■ What is asked: Where does the string "color" appear? Copy every line of the entries below that holds it.

++++

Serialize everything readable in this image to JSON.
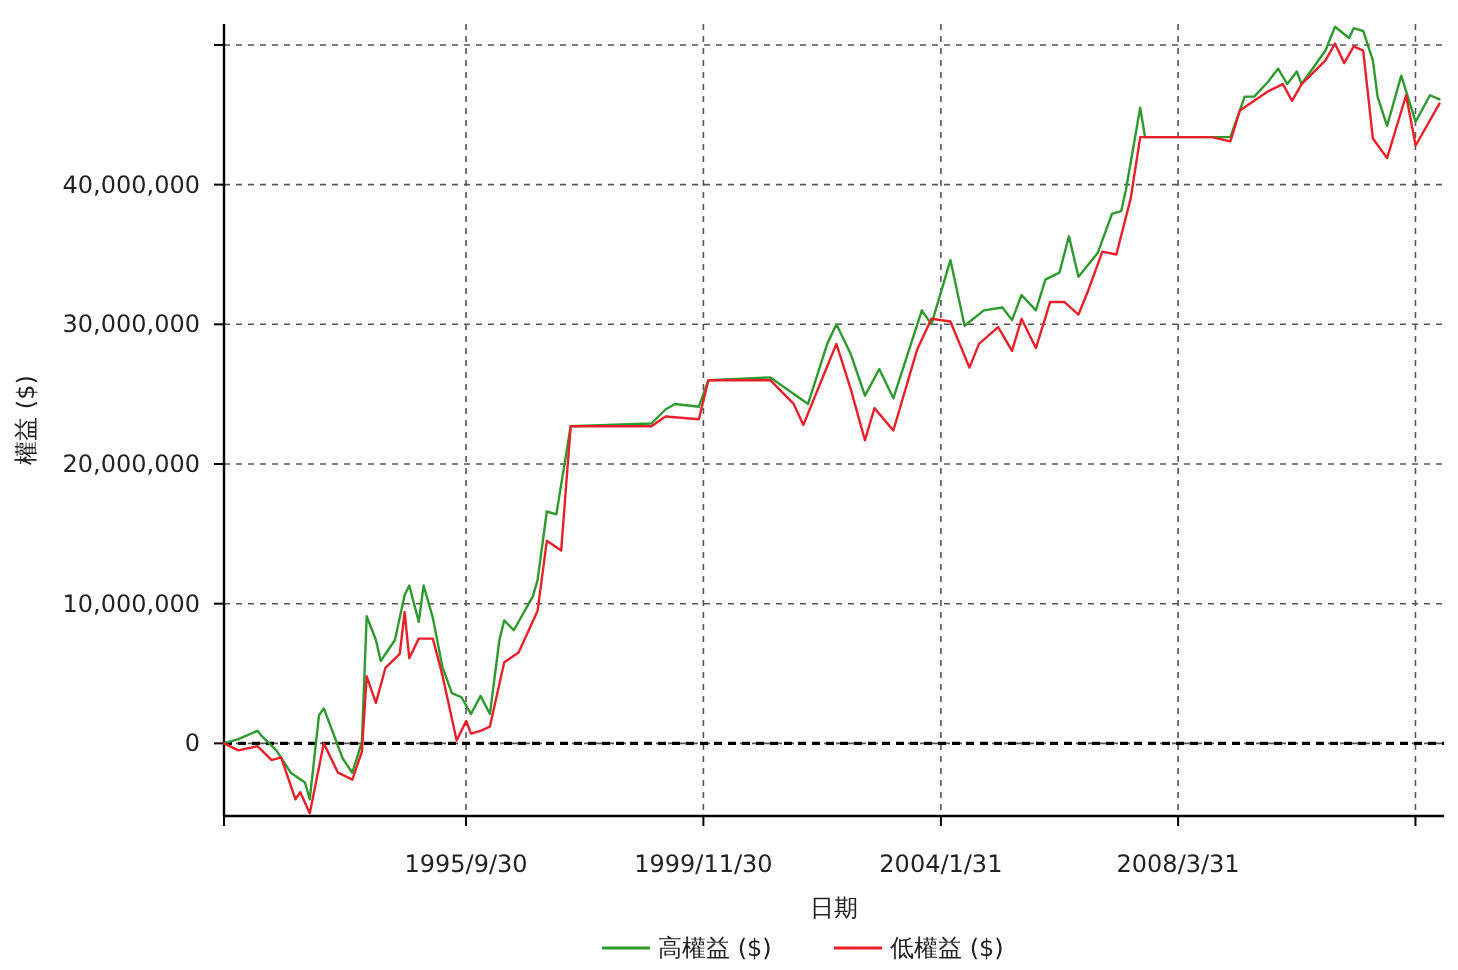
{
  "chart_data": {
    "type": "line",
    "xlabel": "日期",
    "ylabel": "權益 ($)",
    "xlim": [
      "1991-07-01",
      "2012-11-30"
    ],
    "xticks": [
      {
        "value": "1991-07-01",
        "label": null
      },
      {
        "value": "1995-09-30",
        "label": "1995/9/30"
      },
      {
        "value": "1999-11-30",
        "label": "1999/11/30"
      },
      {
        "value": "2004-01-31",
        "label": "2004/1/31"
      },
      {
        "value": "2008-03-31",
        "label": "2008/3/31"
      },
      {
        "value": "2012-05-31",
        "label": null
      }
    ],
    "ylim": [
      -5200000,
      51500000
    ],
    "yticks": [
      {
        "value": 0,
        "label": "0"
      },
      {
        "value": 10000000,
        "label": "10,000,000"
      },
      {
        "value": 20000000,
        "label": "20,000,000"
      },
      {
        "value": 30000000,
        "label": "30,000,000"
      },
      {
        "value": 40000000,
        "label": "40,000,000"
      },
      {
        "value": 50000000,
        "label": null
      }
    ],
    "grid": true,
    "legend": "bottom",
    "ref_lines": [
      {
        "axis": "y",
        "value": 0,
        "color": "#000000",
        "line_style": "dashed"
      }
    ],
    "series": [
      {
        "name": "高權益 ($)",
        "color": "#2e9a2e",
        "x": [
          "1991-07",
          "1991-10",
          "1992-02",
          "1992-03",
          "1992-06",
          "1992-09",
          "1992-12",
          "1993-01",
          "1993-03",
          "1993-04",
          "1993-08",
          "1993-10",
          "1993-12",
          "1994-01",
          "1994-03",
          "1994-04",
          "1994-07",
          "1994-09",
          "1994-10",
          "1994-12",
          "1995-01",
          "1995-03",
          "1995-05",
          "1995-07",
          "1995-09",
          "1995-11",
          "1996-01",
          "1996-03",
          "1996-05",
          "1996-06",
          "1996-08",
          "1996-12",
          "1997-01",
          "1997-03",
          "1997-05",
          "1997-08",
          "1999-01",
          "1999-04",
          "1999-06",
          "1999-11",
          "2000-01",
          "2001-02",
          "2001-10",
          "2002-02",
          "2002-04",
          "2002-07",
          "2002-10",
          "2003-01",
          "2003-04",
          "2003-08",
          "2003-10",
          "2003-12",
          "2004-04",
          "2004-07",
          "2004-11",
          "2005-03",
          "2005-05",
          "2005-07",
          "2005-10",
          "2005-12",
          "2006-03",
          "2006-05",
          "2006-07",
          "2006-11",
          "2007-02",
          "2007-04",
          "2007-05",
          "2007-08",
          "2007-09",
          "2008-11",
          "2009-03",
          "2009-06",
          "2009-08",
          "2009-11",
          "2010-01",
          "2010-03",
          "2010-05",
          "2010-06",
          "2010-11",
          "2011-01",
          "2011-04",
          "2011-05",
          "2011-07",
          "2011-09",
          "2011-10",
          "2011-12",
          "2012-03",
          "2012-06",
          "2012-09",
          "2012-11"
        ],
        "values": [
          0,
          300000,
          900000,
          500000,
          -500000,
          -2100000,
          -2800000,
          -4000000,
          2000000,
          2500000,
          -1100000,
          -2100000,
          100000,
          9100000,
          7400000,
          5900000,
          7400000,
          10600000,
          11300000,
          8700000,
          11300000,
          9000000,
          5500000,
          3600000,
          3300000,
          2100000,
          3400000,
          2100000,
          7400000,
          8800000,
          8100000,
          10500000,
          11700000,
          16600000,
          16400000,
          22700000,
          22900000,
          23900000,
          24300000,
          24100000,
          26000000,
          26200000,
          24300000,
          28600000,
          30000000,
          27900000,
          24900000,
          26800000,
          24700000,
          28900000,
          31000000,
          30000000,
          34600000,
          29900000,
          31000000,
          31200000,
          30300000,
          32100000,
          31000000,
          33200000,
          33700000,
          36300000,
          33400000,
          35100000,
          37900000,
          38100000,
          39600000,
          45500000,
          43400000,
          43400000,
          43400000,
          46300000,
          46300000,
          47400000,
          48300000,
          47200000,
          48100000,
          47200000,
          49600000,
          51300000,
          50500000,
          51200000,
          51000000,
          48900000,
          46300000,
          44200000,
          47800000,
          44500000,
          46400000,
          46100000
        ]
      },
      {
        "name": "低權益 ($)",
        "color": "#e8202a",
        "x": [
          "1991-07",
          "1991-10",
          "1992-02",
          "1992-05",
          "1992-07",
          "1992-10",
          "1992-11",
          "1993-01",
          "1993-04",
          "1993-07",
          "1993-10",
          "1993-12",
          "1994-01",
          "1994-03",
          "1994-05",
          "1994-08",
          "1994-09",
          "1994-10",
          "1994-12",
          "1995-03",
          "1995-05",
          "1995-08",
          "1995-10",
          "1995-11",
          "1996-01",
          "1996-03",
          "1996-06",
          "1996-09",
          "1997-01",
          "1997-03",
          "1997-06",
          "1997-08",
          "1999-01",
          "1999-04",
          "1999-11",
          "2000-01",
          "2001-02",
          "2001-07",
          "2001-09",
          "2002-02",
          "2002-04",
          "2002-07",
          "2002-10",
          "2002-12",
          "2003-04",
          "2003-09",
          "2003-12",
          "2004-04",
          "2004-08",
          "2004-10",
          "2005-02",
          "2005-05",
          "2005-07",
          "2005-10",
          "2006-01",
          "2006-04",
          "2006-07",
          "2006-09",
          "2006-12",
          "2007-03",
          "2007-06",
          "2007-08",
          "2008-11",
          "2009-03",
          "2009-05",
          "2009-11",
          "2010-02",
          "2010-04",
          "2010-06",
          "2010-11",
          "2011-01",
          "2011-03",
          "2011-05",
          "2011-07",
          "2011-09",
          "2011-12",
          "2012-04",
          "2012-06",
          "2012-11"
        ],
        "values": [
          0,
          -500000,
          -200000,
          -1200000,
          -1000000,
          -4000000,
          -3500000,
          -5000000,
          0,
          -2100000,
          -2600000,
          -600000,
          4800000,
          2900000,
          5400000,
          6400000,
          9400000,
          6100000,
          7500000,
          7500000,
          4900000,
          200000,
          1600000,
          700000,
          900000,
          1200000,
          5800000,
          6500000,
          9500000,
          14500000,
          13800000,
          22700000,
          22700000,
          23400000,
          23200000,
          26000000,
          26000000,
          24300000,
          22800000,
          27000000,
          28600000,
          25400000,
          21700000,
          24000000,
          22400000,
          28200000,
          30400000,
          30200000,
          26900000,
          28600000,
          29800000,
          28100000,
          30400000,
          28300000,
          31600000,
          31600000,
          30700000,
          32400000,
          35200000,
          35000000,
          39000000,
          43400000,
          43400000,
          43100000,
          45300000,
          46700000,
          47200000,
          46000000,
          47200000,
          48900000,
          50100000,
          48700000,
          49900000,
          49600000,
          43300000,
          41900000,
          46400000,
          42800000,
          45800000
        ]
      }
    ]
  }
}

++++

■ The result:
        "color": "#000000",
        "color": "#2e9a2e",
        "color": "#e8202a",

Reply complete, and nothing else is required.